Extract:
The 2023 Games of the Small States of Europe were launched on Monday during a news conference at the Cottonera Sports Complex as the countdown for the biennial Games got started.

This is the third time that Malta is hosting the sports festival for small European countries.

The previous time the Games were on our islands were in 1993 – when the Malta contingent finished with a then record haul of 32 medals – four gold, seven silver and 21 bronze – and ten years later when Team Malta finished with a medal tally of 44 medals – 11 gold, 18 silver and 15 bronze.

Video: Matthew Mirabelli

The launch took place in a hybrid format and welcomed several Maltese medallists from the 1993 and 2003 editions such as tennis players Chris Gatt and Carol Asciak, sailors Jean Paul Fleri Soler, and Mario Aquilina, and judoka Jackie Xuereb.

The 2023 Games of the Small States of Europe will take place between May 28 and June 3.

The sports programme that will be featured in the 2023 edition includes athletics, basketball, judo, rugby sevens, sailing, shooting, squash, swimming, table tennis and tennis.

Julian Pace Bonello, the president of the Maltese Olympic Committee, said that preparations for this sports bonanza are already under way.

Stored entries:
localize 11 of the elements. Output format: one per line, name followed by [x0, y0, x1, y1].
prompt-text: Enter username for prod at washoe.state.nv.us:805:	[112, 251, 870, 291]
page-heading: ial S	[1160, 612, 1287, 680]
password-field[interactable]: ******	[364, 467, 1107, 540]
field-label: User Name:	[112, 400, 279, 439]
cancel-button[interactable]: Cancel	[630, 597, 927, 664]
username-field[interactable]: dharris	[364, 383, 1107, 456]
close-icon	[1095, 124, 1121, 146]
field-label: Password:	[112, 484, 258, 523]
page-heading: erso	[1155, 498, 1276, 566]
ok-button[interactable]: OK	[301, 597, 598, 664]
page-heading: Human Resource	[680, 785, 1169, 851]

Work to complete: Summarize the report above on the 2023 Games of the Small States of Europe in two sentences.

Written answer: The 2023 Games of the Small States of Europe were launched on Monday at a news conference at the Cottonera Sports Complex, with the Games to be held from May 28 to June 3 and Malta hosting for the third time after 1993 and 2003. The sports program includes athletics, basketball, judo, rugby sevens, sailing, shooting, squash, swimming, table tennis and tennis, and Maltese Olympic Committee president Julian Pace Bonello said preparations are already under way.